> _Set task_
Spot each line in the records below where the word "Semantic" occurs, then copy it.

(Data tied to figure images)
#####

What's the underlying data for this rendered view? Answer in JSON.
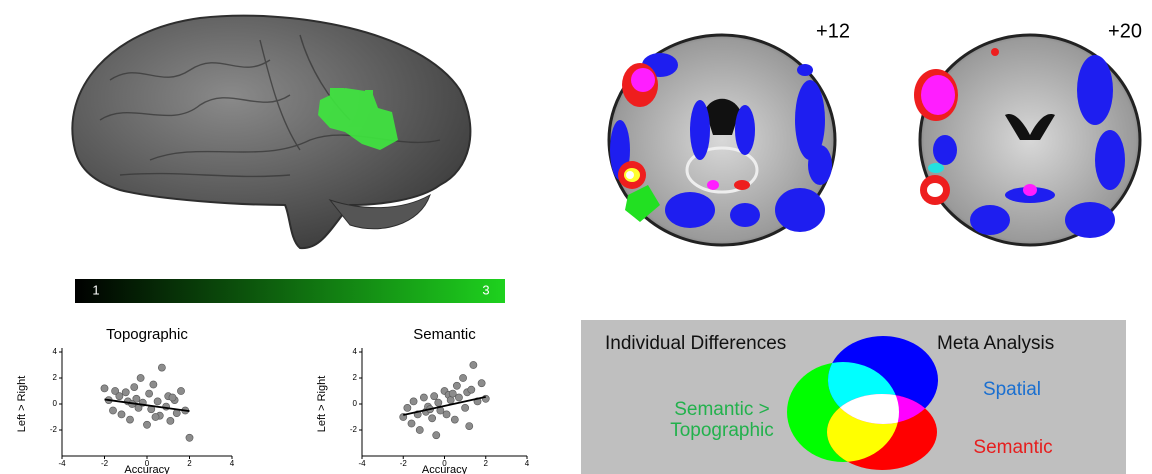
{
  "brain_views": {
    "slices": [
      "+12",
      "+20"
    ]
  },
  "colorbar": {
    "min": 1,
    "max": 3
  },
  "chart_data": [
    {
      "type": "scatter",
      "title": "Topographic",
      "x_label": "Accuracy",
      "y_label": "Left > Right",
      "xlim": [
        -4,
        4
      ],
      "xticks": [
        -4,
        -2,
        0,
        2,
        4
      ],
      "ylim": [
        -4,
        4
      ],
      "yticks": [
        -2,
        0,
        2,
        4
      ],
      "color": "#8c8c8c",
      "x": [
        -2,
        -1.8,
        -1.6,
        -1.5,
        -1.3,
        -1.2,
        -1,
        -0.9,
        -0.8,
        -0.6,
        -0.5,
        -0.4,
        -0.3,
        -0.2,
        0,
        0.1,
        0.2,
        0.3,
        0.5,
        0.6,
        0.7,
        0.9,
        1,
        1.1,
        1.3,
        1.4,
        1.6,
        1.8,
        2,
        -0.7,
        0.4,
        1.2
      ],
      "y": [
        1.2,
        0.3,
        -0.5,
        1,
        0.6,
        -0.8,
        0.9,
        0.2,
        -1.2,
        1.3,
        0.4,
        -0.3,
        2,
        0.1,
        -1.6,
        0.8,
        -0.4,
        1.5,
        0.2,
        -0.9,
        2.8,
        -0.2,
        0.6,
        -1.3,
        0.3,
        -0.7,
        1,
        -0.5,
        -2.6,
        0,
        -1,
        0.5
      ],
      "fit": {
        "x": [
          -2,
          2
        ],
        "y": [
          0.35,
          -0.55
        ]
      }
    },
    {
      "type": "scatter",
      "title": "Semantic",
      "x_label": "Accuracy",
      "y_label": "Left > Right",
      "xlim": [
        -4,
        4
      ],
      "xticks": [
        -4,
        -2,
        0,
        2,
        4
      ],
      "ylim": [
        -4,
        4
      ],
      "yticks": [
        -2,
        0,
        2,
        4
      ],
      "color": "#8c8c8c",
      "x": [
        -2,
        -1.8,
        -1.6,
        -1.5,
        -1.3,
        -1.2,
        -1,
        -0.9,
        -0.8,
        -0.6,
        -0.5,
        -0.4,
        -0.3,
        -0.2,
        0,
        0.1,
        0.2,
        0.3,
        0.5,
        0.6,
        0.7,
        0.9,
        1,
        1.1,
        1.3,
        1.4,
        1.6,
        1.8,
        2,
        -0.7,
        0.4,
        1.2
      ],
      "y": [
        -1,
        -0.3,
        -1.5,
        0.2,
        -0.8,
        -2,
        0.5,
        -0.6,
        -0.2,
        -1.1,
        0.6,
        -2.4,
        0.1,
        -0.5,
        1,
        -0.8,
        0.7,
        0.3,
        -1.2,
        1.4,
        0.5,
        2,
        -0.3,
        0.9,
        1.1,
        3,
        0.2,
        1.6,
        0.4,
        -0.4,
        0.8,
        -1.7
      ],
      "fit": {
        "x": [
          -2,
          2
        ],
        "y": [
          -0.85,
          0.55
        ]
      }
    }
  ],
  "venn": {
    "left_heading": "Individual Differences",
    "right_heading": "Meta Analysis",
    "left_label": [
      "Semantic >",
      "Topographic"
    ],
    "spatial_label": "Spatial",
    "semantic_label": "Semantic"
  }
}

#####

> _Problem solution_
      "title": "Semantic",
      "Semantic >",
    "semantic_label": "Semantic"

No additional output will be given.